>> Start

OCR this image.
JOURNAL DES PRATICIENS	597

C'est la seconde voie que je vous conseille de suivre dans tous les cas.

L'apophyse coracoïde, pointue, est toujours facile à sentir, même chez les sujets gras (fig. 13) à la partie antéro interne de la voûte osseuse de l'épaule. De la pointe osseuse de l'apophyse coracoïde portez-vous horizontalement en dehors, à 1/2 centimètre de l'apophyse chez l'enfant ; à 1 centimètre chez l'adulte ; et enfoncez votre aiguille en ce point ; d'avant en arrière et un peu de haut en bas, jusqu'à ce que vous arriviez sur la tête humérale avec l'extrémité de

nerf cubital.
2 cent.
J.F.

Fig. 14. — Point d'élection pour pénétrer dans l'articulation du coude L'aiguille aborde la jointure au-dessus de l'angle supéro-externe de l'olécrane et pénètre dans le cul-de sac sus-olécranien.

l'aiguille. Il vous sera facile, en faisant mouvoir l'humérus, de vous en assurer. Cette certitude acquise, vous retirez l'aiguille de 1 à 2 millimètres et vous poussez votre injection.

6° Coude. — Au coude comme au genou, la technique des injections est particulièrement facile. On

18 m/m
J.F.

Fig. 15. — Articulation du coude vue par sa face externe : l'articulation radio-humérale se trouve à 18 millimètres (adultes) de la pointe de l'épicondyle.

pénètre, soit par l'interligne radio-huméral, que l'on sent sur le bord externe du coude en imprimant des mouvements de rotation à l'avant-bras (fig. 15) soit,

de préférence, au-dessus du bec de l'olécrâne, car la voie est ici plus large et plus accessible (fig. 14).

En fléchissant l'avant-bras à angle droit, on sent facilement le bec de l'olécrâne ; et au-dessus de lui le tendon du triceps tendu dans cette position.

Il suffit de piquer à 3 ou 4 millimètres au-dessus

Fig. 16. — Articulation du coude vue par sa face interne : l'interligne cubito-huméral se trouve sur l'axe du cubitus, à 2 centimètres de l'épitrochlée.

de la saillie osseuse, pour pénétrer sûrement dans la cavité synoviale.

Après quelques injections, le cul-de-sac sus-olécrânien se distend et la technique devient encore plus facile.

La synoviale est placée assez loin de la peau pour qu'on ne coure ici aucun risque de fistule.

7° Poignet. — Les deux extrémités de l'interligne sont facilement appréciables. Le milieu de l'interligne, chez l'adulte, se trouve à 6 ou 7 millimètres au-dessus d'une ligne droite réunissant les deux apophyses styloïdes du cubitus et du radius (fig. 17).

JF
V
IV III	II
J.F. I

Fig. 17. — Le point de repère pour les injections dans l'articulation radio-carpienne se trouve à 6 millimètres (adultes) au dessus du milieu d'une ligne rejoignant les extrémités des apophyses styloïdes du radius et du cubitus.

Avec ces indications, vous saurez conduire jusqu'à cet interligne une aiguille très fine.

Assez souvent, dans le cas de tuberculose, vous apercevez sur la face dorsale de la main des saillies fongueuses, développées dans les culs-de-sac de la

>> End

What you have to do |
Only a number is wanted: how many lines contain the word "synoviale"?

Complete answer |
2